Dataset entries
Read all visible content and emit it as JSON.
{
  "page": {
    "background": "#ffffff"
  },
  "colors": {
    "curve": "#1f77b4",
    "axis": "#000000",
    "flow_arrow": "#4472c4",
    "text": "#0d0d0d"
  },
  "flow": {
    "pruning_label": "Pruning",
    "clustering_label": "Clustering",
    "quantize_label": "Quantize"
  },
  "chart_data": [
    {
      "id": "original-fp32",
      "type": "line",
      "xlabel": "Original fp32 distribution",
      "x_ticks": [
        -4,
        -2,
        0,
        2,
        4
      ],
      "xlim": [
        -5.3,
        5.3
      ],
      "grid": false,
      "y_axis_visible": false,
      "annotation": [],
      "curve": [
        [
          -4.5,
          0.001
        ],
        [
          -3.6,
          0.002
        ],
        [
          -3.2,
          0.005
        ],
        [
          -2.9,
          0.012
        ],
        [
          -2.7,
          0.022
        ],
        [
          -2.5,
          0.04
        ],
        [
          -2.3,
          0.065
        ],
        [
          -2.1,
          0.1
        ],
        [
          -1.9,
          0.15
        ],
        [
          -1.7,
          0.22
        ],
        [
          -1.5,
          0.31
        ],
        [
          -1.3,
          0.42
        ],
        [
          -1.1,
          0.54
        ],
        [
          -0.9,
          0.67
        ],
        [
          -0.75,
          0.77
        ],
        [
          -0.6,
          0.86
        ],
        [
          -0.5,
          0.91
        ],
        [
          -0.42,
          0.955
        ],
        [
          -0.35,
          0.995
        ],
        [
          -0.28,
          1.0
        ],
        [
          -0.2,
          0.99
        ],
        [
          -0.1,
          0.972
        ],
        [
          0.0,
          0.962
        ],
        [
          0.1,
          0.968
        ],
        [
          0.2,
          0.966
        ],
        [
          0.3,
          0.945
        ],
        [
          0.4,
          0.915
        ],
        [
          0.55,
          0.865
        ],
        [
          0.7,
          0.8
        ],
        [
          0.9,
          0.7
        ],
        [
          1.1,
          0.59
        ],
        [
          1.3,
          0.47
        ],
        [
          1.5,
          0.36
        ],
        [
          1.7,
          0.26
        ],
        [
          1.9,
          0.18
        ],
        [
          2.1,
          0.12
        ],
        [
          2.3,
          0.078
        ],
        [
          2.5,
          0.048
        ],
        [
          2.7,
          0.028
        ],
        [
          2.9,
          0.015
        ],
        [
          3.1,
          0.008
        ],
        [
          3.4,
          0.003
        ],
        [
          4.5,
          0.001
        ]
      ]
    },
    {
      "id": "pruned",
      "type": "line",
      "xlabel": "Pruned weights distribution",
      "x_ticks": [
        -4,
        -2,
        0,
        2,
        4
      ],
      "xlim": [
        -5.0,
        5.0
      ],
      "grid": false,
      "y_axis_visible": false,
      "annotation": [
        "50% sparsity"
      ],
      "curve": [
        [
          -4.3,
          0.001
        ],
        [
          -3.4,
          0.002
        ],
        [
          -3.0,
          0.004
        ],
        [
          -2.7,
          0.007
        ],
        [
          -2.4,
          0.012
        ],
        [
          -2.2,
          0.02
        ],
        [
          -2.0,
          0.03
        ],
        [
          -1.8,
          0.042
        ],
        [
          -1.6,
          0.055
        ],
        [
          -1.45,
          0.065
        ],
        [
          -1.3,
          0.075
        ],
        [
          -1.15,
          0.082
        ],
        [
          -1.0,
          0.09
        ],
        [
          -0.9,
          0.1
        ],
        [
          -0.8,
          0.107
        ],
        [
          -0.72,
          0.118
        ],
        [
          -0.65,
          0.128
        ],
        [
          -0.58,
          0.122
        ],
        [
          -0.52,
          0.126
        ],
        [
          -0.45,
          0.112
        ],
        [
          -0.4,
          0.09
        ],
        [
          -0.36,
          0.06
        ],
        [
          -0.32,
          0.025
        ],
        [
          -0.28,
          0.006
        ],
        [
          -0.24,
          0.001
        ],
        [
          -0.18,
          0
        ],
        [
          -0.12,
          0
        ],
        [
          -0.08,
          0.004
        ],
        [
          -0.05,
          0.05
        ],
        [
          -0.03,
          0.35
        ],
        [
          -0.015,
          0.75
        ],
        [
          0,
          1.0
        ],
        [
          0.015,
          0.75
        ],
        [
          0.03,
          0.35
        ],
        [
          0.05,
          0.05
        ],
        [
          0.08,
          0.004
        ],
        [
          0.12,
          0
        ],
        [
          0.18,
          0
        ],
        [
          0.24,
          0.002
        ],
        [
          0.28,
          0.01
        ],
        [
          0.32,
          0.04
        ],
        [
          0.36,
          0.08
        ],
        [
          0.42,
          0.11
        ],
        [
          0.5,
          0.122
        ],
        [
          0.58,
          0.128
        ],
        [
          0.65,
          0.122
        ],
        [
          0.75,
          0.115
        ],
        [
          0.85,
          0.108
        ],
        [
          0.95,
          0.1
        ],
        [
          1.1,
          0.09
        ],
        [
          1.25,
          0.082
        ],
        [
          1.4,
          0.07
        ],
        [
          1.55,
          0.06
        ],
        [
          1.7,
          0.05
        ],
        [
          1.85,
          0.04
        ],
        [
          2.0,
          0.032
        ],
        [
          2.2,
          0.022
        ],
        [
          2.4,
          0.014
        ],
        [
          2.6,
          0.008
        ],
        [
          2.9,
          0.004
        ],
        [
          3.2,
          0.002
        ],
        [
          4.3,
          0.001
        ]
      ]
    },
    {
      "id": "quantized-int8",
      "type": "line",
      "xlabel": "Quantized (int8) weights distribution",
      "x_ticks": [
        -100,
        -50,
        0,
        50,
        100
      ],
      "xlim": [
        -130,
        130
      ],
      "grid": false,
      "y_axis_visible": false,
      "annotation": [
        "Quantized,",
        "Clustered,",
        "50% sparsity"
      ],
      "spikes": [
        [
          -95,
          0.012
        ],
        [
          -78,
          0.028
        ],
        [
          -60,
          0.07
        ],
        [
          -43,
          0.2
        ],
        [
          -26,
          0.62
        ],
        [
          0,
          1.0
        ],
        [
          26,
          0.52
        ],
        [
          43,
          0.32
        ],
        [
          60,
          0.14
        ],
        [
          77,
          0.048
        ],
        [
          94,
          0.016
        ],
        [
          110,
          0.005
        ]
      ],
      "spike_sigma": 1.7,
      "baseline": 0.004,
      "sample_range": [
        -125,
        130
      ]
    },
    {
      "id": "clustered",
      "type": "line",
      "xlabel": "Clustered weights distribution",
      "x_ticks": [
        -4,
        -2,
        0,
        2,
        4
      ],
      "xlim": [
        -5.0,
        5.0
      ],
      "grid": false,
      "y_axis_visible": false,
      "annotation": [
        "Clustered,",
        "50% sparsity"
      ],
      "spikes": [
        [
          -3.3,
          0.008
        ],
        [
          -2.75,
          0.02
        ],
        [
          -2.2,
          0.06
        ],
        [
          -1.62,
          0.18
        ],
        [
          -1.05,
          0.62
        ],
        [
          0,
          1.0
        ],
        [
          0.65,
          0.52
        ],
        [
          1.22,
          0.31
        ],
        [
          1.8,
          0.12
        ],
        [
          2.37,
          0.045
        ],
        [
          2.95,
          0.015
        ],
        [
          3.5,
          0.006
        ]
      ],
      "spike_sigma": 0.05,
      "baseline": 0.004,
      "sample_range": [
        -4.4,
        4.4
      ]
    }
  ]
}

- _Work to do_: Would you reproduce all the entries exactly?

- _Solution for this exercise_:
Read all visible content and emit it as JSON.
{
  "page": {
    "background": "#ffffff"
  },
  "colors": {
    "curve": "#1f77b4",
    "axis": "#000000",
    "flow_arrow": "#4472c4",
    "text": "#0d0d0d"
  },
  "flow": {
    "pruning_label": "Pruning",
    "clustering_label": "Clustering",
    "quantize_label": "Quantize"
  },
  "chart_data": [
    {
      "id": "original-fp32",
      "type": "line",
      "xlabel": "Original fp32 distribution",
      "x_ticks": [
        -4,
        -2,
        0,
        2,
        4
      ],
      "xlim": [
        -5.3,
        5.3
      ],
      "grid": false,
      "y_axis_visible": false,
      "annotation": [],
      "curve": [
        [
          -4.5,
          0.001
        ],
        [
          -3.6,
          0.002
        ],
        [
          -3.2,
          0.005
        ],
        [
          -2.9,
          0.012
        ],
        [
          -2.7,
          0.022
        ],
        [
          -2.5,
          0.04
        ],
        [
          -2.3,
          0.065
        ],
        [
          -2.1,
          0.1
        ],
        [
          -1.9,
          0.15
        ],
        [
          -1.7,
          0.22
        ],
        [
          -1.5,
          0.31
        ],
        [
          -1.3,
          0.42
        ],
        [
          -1.1,
          0.54
        ],
        [
          -0.9,
          0.67
        ],
        [
          -0.75,
          0.77
        ],
        [
          -0.6,
          0.86
        ],
        [
          -0.5,
          0.91
        ],
        [
          -0.42,
          0.955
        ],
        [
          -0.35,
          0.995
        ],
        [
          -0.28,
          1.0
        ],
        [
          -0.2,
          0.99
        ],
        [
          -0.1,
          0.972
        ],
        [
          0.0,
          0.962
        ],
        [
          0.1,
          0.968
        ],
        [
          0.2,
          0.966
        ],
        [
          0.3,
          0.945
        ],
        [
          0.4,
          0.915
        ],
        [
          0.55,
          0.865
        ],
        [
          0.7,
          0.8
        ],
        [
          0.9,
          0.7
        ],
        [
          1.1,
          0.59
        ],
        [
          1.3,
          0.47
        ],
        [
          1.5,
          0.36
        ],
        [
          1.7,
          0.26
        ],
        [
          1.9,
          0.18
        ],
        [
          2.1,
          0.12
        ],
        [
          2.3,
          0.078
        ],
        [
          2.5,
          0.048
        ],
        [
          2.7,
          0.028
        ],
        [
          2.9,
          0.015
        ],
        [
          3.1,
          0.008
        ],
        [
          3.4,
          0.003
        ],
        [
          4.5,
          0.001
        ]
      ]
    },
    {
      "id": "pruned",
      "type": "line",
      "xlabel": "Pruned weights distribution",
      "x_ticks": [
        -4,
        -2,
        0,
        2,
        4
      ],
      "xlim": [
        -5.0,
        5.0
      ],
      "grid": false,
      "y_axis_visible": false,
      "annotation": [
        "50% sparsity"
      ],
      "curve": [
        [
          -4.3,
          0.001
        ],
        [
          -3.4,
          0.002
        ],
        [
          -3.0,
          0.004
        ],
        [
          -2.7,
          0.007
        ],
        [
          -2.4,
          0.012
        ],
        [
          -2.2,
          0.02
        ],
        [
          -2.0,
          0.03
        ],
        [
          -1.8,
          0.042
        ],
        [
          -1.6,
          0.055
        ],
        [
          -1.45,
          0.065
        ],
        [
          -1.3,
          0.075
        ],
        [
          -1.15,
          0.082
        ],
        [
          -1.0,
          0.09
        ],
        [
          -0.9,
          0.1
        ],
        [
          -0.8,
          0.107
        ],
        [
          -0.72,
          0.118
        ],
        [
          -0.65,
          0.128
        ],
        [
          -0.58,
          0.122
        ],
        [
          -0.52,
          0.126
        ],
        [
          -0.45,
          0.112
        ],
        [
          -0.4,
          0.09
        ],
        [
          -0.36,
          0.06
        ],
        [
          -0.32,
          0.025
        ],
        [
          -0.28,
          0.006
        ],
        [
          -0.24,
          0.001
        ],
        [
          -0.18,
          0
        ],
        [
          -0.12,
          0
        ],
        [
          -0.08,
          0.004
        ],
        [
          -0.05,
          0.05
        ],
        [
          -0.03,
          0.35
        ],
        [
          -0.015,
          0.75
        ],
        [
          0,
          1.0
        ],
        [
          0.015,
          0.75
        ],
        [
          0.03,
          0.35
        ],
        [
          0.05,
          0.05
        ],
        [
          0.08,
          0.004
        ],
        [
          0.12,
          0
        ],
        [
          0.18,
          0
        ],
        [
          0.24,
          0.002
        ],
        [
          0.28,
          0.01
        ],
        [
          0.32,
          0.04
        ],
        [
          0.36,
          0.08
        ],
        [
          0.42,
          0.11
        ],
        [
          0.5,
          0.122
        ],
        [
          0.58,
          0.128
        ],
        [
          0.65,
          0.122
        ],
        [
          0.75,
          0.115
        ],
        [
          0.85,
          0.108
        ],
        [
          0.95,
          0.1
        ],
        [
          1.1,
          0.09
        ],
        [
          1.25,
          0.082
        ],
        [
          1.4,
          0.07
        ],
        [
          1.55,
          0.06
        ],
        [
          1.7,
          0.05
        ],
        [
          1.85,
          0.04
        ],
        [
          2.0,
          0.032
        ],
        [
          2.2,
          0.022
        ],
        [
          2.4,
          0.014
        ],
        [
          2.6,
          0.008
        ],
        [
          2.9,
          0.004
        ],
        [
          3.2,
          0.002
        ],
        [
          4.3,
          0.001
        ]
      ]
    },
    {
      "id": "quantized-int8",
      "type": "line",
      "xlabel": "Quantized (int8) weights distribution",
      "x_ticks": [
        -100,
        -50,
        0,
        50,
        100
      ],
      "xlim": [
        -130,
        130
      ],
      "grid": false,
      "y_axis_visible": false,
      "annotation": [
        "Quantized,",
        "Clustered,",
        "50% sparsity"
      ],
      "spikes": [
        [
          -95,
          0.012
        ],
        [
          -78,
          0.028
        ],
        [
          -60,
          0.07
        ],
        [
          -43,
          0.2
        ],
        [
          -26,
          0.62
        ],
        [
          0,
          1.0
        ],
        [
          26,
          0.52
        ],
        [
          43,
          0.32
        ],
        [
          60,
          0.14
        ],
        [
          77,
          0.048
        ],
        [
          94,
          0.016
        ],
        [
          110,
          0.005
        ]
      ],
      "spike_sigma": 1.7,
      "baseline": 0.004,
      "sample_range": [
        -125,
        130
      ]
    },
    {
      "id": "clustered",
      "type": "line",
      "xlabel": "Clustered weights distribution",
      "x_ticks": [
        -4,
        -2,
        0,
        2,
        4
      ],
      "xlim": [
        -5.0,
        5.0
      ],
      "grid": false,
      "y_axis_visible": false,
      "annotation": [
        "Clustered,",
        "50% sparsity"
      ],
      "spikes": [
        [
          -3.3,
          0.008
        ],
        [
          -2.75,
          0.02
        ],
        [
          -2.2,
          0.06
        ],
        [
          -1.62,
          0.18
        ],
        [
          -1.05,
          0.62
        ],
        [
          0,
          1.0
        ],
        [
          0.65,
          0.52
        ],
        [
          1.22,
          0.31
        ],
        [
          1.8,
          0.12
        ],
        [
          2.37,
          0.045
        ],
        [
          2.95,
          0.015
        ],
        [
          3.5,
          0.006
        ]
      ],
      "spike_sigma": 0.05,
      "baseline": 0.004,
      "sample_range": [
        -4.4,
        4.4
      ]
    }
  ]
}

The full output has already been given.